> Objective: Output the records. Match them exactly.

> Records supplied:
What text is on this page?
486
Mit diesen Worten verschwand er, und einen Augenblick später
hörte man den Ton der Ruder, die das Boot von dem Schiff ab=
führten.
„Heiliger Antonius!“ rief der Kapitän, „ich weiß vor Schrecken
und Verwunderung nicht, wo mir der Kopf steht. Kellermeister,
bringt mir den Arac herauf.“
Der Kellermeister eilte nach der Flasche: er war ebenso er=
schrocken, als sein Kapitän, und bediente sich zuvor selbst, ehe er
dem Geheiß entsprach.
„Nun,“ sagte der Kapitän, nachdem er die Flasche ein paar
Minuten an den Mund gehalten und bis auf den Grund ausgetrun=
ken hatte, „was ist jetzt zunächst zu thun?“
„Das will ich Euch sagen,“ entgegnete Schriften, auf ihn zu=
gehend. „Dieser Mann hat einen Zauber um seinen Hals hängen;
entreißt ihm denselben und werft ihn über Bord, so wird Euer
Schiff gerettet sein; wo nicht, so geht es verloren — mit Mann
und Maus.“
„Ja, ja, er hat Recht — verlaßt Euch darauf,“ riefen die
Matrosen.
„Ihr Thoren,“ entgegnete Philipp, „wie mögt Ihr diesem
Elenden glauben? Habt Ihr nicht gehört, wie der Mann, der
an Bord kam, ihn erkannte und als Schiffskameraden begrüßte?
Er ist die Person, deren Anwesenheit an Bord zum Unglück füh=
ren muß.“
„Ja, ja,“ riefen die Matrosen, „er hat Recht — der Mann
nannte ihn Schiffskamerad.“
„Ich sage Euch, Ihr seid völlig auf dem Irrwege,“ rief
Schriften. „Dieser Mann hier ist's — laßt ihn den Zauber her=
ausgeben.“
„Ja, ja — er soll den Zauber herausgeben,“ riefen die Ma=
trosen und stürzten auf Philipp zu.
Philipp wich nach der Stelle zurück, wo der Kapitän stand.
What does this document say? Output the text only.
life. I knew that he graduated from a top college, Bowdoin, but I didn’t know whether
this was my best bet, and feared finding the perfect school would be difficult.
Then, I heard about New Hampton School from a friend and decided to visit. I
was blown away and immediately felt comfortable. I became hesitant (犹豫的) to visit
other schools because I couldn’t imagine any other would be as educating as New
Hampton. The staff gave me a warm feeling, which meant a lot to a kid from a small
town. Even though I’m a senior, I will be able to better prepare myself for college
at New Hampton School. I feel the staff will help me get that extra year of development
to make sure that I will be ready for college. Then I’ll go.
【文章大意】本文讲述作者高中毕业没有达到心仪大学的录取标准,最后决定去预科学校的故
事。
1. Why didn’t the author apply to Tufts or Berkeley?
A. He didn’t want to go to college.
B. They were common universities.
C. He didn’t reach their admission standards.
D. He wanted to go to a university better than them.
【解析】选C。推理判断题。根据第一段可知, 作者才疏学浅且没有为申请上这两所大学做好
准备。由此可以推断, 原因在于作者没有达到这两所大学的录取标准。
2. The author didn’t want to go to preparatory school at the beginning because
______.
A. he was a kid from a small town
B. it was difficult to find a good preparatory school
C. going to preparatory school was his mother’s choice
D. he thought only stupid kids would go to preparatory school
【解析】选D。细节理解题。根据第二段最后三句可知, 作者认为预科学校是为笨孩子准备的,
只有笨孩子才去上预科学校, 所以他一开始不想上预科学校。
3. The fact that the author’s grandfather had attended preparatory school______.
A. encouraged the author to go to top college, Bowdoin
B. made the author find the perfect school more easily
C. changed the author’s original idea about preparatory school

> Worked solution:
What text is on this page?
486
Mit diesen Worten verschwand er, und einen Augenblick später
hörte man den Ton der Ruder, die das Boot von dem Schiff ab=
führten.
„Heiliger Antonius!“ rief der Kapitän, „ich weiß vor Schrecken
und Verwunderung nicht, wo mir der Kopf steht. Kellermeister,
bringt mir den Arac herauf.“
Der Kellermeister eilte nach der Flasche: er war ebenso er=
schrocken, als sein Kapitän, und bediente sich zuvor selbst, ehe er
dem Geheiß entsprach.
„Nun,“ sagte der Kapitän, nachdem er die Flasche ein paar
Minuten an den Mund gehalten und bis auf den Grund ausgetrun=
ken hatte, „was ist jetzt zunächst zu thun?“
„Das will ich Euch sagen,“ entgegnete Schriften, auf ihn zu=
gehend. „Dieser Mann hat einen Zauber um seinen Hals hängen;
entreißt ihm denselben und werft ihn über Bord, so wird Euer
Schiff gerettet sein; wo nicht, so geht es verloren — mit Mann
und Maus.“
„Ja, ja, er hat Recht — verlaßt Euch darauf,“ riefen die
Matrosen.
„Ihr Thoren,“ entgegnete Philipp, „wie mögt Ihr diesem
Elenden glauben? Habt Ihr nicht gehört, wie der Mann, der
an Bord kam, ihn erkannte und als Schiffskameraden begrüßte?
Er ist die Person, deren Anwesenheit an Bord zum Unglück füh=
ren muß.“
„Ja, ja,“ riefen die Matrosen, „er hat Recht — der Mann
nannte ihn Schiffskamerad.“
„Ich sage Euch, Ihr seid völlig auf dem Irrwege,“ rief
Schriften. „Dieser Mann hier ist's — laßt ihn den Zauber her=
ausgeben.“
„Ja, ja — er soll den Zauber herausgeben,“ riefen die Ma=
trosen und stürzten auf Philipp zu.
Philipp wich nach der Stelle zurück, wo der Kapitän stand.
What does this document say? Output the text only.
life. I knew that he graduated from a top college, Bowdoin, but I didn’t know whether
this was my best bet, and feared finding the perfect school would be difficult.
Then, I heard about New Hampton School from a friend and decided to visit. I
was blown away and immediately felt comfortable. I became hesitant (犹豫的) to visit
other schools because I couldn’t imagine any other would be as educating as New
Hampton. The staff gave me a warm feeling, which meant a lot to a kid from a small
town. Even though I’m a senior, I will be able to better prepare myself for college
at New Hampton School. I feel the staff will help me get that extra year of development
to make sure that I will be ready for college. Then I’ll go.
【文章大意】本文讲述作者高中毕业没有达到心仪大学的录取标准,最后决定去预科学校的故
事。
1. Why didn’t the author apply to Tufts or Berkeley?
A. He didn’t want to go to college.
B. They were common universities.
C. He didn’t reach their admission standards.
D. He wanted to go to a university better than them.
【解析】选C。推理判断题。根据第一段可知, 作者才疏学浅且没有为申请上这两所大学做好
准备。由此可以推断, 原因在于作者没有达到这两所大学的录取标准。
2. The author didn’t want to go to preparatory school at the beginning because
______.
A. he was a kid from a small town
B. it was difficult to find a good preparatory school
C. going to preparatory school was his mother’s choice
D. he thought only stupid kids would go to preparatory school
【解析】选D。细节理解题。根据第二段最后三句可知, 作者认为预科学校是为笨孩子准备的,
只有笨孩子才去上预科学校, 所以他一开始不想上预科学校。
3. The fact that the author’s grandfather had attended preparatory school______.
A. encouraged the author to go to top college, Bowdoin
B. made the author find the perfect school more easily
C. changed the author’s original idea about preparatory school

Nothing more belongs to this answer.